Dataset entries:
========================

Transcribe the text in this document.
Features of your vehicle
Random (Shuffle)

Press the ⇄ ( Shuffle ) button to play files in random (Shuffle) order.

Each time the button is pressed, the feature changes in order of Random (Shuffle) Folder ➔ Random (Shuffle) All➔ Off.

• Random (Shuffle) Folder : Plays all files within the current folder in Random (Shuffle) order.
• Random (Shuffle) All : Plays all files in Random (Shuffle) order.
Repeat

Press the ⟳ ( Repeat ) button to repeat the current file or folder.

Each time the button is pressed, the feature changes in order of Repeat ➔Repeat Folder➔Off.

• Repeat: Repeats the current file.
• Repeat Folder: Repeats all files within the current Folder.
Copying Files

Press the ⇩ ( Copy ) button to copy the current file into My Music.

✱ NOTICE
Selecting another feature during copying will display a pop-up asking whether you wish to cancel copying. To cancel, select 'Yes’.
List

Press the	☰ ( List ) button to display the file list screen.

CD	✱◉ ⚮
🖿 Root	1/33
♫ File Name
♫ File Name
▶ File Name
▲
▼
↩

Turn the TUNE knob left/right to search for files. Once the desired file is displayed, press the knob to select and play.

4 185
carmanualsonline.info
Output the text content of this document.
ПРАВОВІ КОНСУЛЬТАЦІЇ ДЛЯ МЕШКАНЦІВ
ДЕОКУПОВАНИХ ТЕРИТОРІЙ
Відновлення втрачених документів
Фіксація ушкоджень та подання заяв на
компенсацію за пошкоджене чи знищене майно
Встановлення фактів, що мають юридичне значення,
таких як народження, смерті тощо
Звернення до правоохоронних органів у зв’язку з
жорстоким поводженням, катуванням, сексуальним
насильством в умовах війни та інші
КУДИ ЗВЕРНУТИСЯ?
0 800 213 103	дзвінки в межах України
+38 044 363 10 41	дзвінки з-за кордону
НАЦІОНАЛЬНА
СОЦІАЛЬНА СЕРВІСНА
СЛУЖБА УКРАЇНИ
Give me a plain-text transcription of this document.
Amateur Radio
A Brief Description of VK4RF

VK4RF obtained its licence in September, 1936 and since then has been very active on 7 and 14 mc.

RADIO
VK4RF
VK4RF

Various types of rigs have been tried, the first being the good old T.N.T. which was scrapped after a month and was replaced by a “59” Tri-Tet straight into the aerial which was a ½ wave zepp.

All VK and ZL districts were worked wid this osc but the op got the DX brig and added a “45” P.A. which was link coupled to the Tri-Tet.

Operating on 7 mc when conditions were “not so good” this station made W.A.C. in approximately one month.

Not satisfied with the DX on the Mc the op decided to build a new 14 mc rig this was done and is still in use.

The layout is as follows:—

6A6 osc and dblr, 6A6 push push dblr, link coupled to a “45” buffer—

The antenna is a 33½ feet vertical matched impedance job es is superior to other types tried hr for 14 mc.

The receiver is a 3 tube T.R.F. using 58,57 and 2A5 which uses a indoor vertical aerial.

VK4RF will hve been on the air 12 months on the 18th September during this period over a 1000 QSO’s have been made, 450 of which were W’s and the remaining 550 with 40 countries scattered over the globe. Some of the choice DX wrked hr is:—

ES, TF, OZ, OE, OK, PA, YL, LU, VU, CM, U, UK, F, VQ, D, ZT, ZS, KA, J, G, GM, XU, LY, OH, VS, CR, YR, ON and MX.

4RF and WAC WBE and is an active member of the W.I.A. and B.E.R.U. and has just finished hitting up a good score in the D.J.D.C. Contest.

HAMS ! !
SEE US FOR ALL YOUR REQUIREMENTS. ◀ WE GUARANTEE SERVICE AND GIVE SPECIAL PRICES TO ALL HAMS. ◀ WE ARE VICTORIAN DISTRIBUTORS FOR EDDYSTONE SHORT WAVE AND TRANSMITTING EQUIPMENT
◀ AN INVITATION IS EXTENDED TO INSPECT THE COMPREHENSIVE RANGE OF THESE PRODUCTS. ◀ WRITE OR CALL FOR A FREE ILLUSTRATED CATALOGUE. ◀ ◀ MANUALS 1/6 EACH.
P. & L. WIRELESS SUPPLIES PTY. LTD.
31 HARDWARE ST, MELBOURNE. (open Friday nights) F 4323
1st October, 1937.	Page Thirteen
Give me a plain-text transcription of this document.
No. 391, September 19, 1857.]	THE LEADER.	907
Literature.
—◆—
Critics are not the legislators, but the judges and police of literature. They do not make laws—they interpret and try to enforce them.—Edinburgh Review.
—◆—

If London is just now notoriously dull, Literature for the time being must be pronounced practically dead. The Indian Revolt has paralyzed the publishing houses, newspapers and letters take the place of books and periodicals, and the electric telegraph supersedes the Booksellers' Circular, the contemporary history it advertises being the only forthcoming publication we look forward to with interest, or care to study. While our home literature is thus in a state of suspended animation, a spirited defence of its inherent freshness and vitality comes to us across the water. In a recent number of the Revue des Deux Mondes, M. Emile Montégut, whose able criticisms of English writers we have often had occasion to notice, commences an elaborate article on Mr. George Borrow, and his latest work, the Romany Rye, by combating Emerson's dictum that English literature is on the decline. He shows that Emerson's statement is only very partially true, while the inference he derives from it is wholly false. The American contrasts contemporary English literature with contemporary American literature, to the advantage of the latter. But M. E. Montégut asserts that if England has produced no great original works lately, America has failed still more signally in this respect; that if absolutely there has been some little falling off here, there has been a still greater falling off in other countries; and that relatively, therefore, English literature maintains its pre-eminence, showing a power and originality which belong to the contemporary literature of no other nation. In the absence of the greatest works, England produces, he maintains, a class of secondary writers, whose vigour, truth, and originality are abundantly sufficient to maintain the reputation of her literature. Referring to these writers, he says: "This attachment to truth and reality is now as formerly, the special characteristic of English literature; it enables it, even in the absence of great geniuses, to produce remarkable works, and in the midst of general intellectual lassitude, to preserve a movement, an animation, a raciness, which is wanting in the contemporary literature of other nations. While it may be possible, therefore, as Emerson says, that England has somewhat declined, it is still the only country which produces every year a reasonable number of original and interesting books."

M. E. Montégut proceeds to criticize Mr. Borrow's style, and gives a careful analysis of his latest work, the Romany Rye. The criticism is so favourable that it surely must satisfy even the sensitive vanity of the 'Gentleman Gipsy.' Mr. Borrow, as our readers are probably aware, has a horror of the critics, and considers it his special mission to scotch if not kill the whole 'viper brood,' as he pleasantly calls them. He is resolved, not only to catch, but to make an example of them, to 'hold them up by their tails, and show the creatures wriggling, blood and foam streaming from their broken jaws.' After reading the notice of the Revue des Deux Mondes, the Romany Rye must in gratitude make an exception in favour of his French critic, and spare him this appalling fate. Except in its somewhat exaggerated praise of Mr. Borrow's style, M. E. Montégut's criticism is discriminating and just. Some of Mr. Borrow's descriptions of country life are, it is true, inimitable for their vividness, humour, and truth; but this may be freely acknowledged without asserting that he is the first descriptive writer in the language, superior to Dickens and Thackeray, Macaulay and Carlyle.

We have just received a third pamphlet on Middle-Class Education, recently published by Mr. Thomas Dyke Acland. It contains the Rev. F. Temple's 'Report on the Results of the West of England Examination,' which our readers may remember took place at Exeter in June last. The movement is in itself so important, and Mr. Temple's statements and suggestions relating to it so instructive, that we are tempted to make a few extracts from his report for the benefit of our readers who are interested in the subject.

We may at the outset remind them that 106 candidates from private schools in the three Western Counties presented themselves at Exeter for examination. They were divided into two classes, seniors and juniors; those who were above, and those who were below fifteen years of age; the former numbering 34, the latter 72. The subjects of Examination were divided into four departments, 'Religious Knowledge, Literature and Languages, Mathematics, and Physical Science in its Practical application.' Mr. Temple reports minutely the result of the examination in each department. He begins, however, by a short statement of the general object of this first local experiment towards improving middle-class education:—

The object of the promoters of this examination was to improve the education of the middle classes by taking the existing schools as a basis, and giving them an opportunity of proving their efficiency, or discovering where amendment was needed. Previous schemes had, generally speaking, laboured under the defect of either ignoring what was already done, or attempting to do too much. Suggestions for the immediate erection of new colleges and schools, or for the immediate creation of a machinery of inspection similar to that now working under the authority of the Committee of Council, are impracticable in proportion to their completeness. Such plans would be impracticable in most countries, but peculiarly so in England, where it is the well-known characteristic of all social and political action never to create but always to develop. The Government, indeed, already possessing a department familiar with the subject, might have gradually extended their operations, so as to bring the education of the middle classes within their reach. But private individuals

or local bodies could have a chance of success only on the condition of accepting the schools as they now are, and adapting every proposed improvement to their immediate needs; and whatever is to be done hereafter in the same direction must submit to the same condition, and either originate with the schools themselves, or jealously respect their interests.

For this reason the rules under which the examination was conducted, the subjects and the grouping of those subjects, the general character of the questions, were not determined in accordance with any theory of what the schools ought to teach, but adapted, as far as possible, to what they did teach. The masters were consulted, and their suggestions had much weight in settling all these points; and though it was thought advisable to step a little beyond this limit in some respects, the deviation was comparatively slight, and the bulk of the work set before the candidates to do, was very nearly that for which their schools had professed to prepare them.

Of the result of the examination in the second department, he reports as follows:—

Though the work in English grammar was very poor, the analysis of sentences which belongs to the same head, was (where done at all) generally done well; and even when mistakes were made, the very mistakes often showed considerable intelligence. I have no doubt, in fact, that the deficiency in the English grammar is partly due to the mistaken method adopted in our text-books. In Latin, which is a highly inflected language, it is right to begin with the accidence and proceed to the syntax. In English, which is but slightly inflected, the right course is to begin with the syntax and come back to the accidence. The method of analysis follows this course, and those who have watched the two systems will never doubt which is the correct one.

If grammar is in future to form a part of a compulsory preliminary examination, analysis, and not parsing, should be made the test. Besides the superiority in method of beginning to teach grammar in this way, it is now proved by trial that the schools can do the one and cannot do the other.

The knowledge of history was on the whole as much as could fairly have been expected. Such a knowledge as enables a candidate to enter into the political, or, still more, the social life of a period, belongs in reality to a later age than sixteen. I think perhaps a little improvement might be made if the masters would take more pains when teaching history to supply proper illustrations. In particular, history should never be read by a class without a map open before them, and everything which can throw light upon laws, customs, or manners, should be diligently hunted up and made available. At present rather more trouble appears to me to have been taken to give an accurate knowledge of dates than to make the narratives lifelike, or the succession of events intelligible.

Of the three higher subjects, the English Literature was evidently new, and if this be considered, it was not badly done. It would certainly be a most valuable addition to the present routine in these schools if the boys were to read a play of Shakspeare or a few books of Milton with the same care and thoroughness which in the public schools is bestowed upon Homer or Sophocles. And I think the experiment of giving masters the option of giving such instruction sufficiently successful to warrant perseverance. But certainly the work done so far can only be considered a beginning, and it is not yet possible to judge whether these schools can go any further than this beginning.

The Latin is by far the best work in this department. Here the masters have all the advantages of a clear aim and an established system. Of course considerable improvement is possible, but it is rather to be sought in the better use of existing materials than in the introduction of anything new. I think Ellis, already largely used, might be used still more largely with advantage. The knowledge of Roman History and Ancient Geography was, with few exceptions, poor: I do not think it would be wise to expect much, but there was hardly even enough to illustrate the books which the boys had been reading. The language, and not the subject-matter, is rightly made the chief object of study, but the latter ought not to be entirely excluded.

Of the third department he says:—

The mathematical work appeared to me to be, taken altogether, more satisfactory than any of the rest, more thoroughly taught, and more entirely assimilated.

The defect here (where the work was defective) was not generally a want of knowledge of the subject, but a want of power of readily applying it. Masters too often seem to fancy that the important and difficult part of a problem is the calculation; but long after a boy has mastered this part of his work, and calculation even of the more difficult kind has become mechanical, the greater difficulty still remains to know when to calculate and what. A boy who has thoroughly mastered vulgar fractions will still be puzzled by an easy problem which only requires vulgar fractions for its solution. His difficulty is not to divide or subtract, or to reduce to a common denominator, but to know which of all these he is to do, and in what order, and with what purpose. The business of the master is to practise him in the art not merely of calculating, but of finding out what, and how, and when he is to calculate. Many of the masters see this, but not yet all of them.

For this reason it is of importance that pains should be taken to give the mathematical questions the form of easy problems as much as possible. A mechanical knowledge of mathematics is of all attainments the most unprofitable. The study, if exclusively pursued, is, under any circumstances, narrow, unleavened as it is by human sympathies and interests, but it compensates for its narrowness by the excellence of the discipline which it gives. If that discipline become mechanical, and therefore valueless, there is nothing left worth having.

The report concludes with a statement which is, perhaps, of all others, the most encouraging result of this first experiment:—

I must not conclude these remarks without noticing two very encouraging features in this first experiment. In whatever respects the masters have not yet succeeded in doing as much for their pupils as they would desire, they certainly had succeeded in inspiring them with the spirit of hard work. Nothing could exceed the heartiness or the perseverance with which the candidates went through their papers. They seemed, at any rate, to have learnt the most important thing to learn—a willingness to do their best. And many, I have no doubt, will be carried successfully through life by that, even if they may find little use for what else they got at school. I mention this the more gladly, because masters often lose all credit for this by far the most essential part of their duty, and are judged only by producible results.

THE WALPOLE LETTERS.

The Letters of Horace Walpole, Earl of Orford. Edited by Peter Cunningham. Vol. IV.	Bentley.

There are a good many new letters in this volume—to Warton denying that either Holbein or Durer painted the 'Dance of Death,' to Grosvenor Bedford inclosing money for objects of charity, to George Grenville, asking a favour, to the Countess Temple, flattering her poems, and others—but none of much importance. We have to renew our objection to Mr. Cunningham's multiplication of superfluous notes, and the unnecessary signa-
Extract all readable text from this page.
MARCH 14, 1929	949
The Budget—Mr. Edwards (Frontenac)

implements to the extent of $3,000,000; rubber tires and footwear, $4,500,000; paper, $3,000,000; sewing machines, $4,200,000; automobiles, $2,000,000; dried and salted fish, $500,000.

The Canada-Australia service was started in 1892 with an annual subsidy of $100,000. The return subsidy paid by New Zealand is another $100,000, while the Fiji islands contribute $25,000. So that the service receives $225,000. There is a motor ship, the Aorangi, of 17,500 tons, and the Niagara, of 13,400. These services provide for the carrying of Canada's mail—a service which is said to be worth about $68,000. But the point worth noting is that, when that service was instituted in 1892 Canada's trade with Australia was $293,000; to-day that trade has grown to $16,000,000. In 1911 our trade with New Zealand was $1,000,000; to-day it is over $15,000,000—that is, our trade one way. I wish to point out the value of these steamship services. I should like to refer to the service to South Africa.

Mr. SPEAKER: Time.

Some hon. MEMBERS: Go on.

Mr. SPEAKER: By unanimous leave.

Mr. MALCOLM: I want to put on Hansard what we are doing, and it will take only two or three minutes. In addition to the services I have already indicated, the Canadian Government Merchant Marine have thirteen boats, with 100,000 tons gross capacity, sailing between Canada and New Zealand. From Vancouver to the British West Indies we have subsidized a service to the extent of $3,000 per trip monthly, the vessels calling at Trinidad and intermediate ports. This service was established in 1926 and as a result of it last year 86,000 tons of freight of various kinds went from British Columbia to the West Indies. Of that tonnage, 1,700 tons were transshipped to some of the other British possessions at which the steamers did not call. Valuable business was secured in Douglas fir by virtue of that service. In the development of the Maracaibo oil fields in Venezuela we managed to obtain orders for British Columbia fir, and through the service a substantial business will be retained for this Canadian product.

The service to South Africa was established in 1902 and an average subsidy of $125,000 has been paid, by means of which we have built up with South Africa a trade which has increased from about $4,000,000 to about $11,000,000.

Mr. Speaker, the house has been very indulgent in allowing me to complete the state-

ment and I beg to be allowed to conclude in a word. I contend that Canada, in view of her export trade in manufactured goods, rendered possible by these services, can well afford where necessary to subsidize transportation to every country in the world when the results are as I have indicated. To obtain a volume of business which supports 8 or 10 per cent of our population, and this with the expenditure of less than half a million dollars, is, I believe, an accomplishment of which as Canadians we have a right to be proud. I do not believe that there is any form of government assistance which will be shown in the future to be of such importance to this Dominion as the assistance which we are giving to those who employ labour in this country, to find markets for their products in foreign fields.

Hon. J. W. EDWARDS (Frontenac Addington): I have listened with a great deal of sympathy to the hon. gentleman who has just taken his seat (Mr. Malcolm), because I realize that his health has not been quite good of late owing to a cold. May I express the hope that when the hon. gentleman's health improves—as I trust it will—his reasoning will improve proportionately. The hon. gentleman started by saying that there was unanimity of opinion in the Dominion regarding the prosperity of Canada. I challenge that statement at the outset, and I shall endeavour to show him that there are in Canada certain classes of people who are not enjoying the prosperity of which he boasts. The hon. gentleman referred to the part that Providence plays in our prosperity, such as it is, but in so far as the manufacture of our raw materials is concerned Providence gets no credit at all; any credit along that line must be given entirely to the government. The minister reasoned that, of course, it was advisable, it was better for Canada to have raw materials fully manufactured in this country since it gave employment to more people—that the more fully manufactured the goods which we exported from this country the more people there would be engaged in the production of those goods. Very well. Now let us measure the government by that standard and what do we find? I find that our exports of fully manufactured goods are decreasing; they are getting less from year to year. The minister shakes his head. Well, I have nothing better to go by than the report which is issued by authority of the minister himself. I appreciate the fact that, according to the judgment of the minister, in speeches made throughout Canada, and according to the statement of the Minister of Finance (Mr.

========================

**Your task:** Look over the records above and copy each line that includes the string "дзвінки".

**Final result:**
0 800 213 103	дзвінки в межах України
+38 044 363 10 41	дзвінки з-за кордону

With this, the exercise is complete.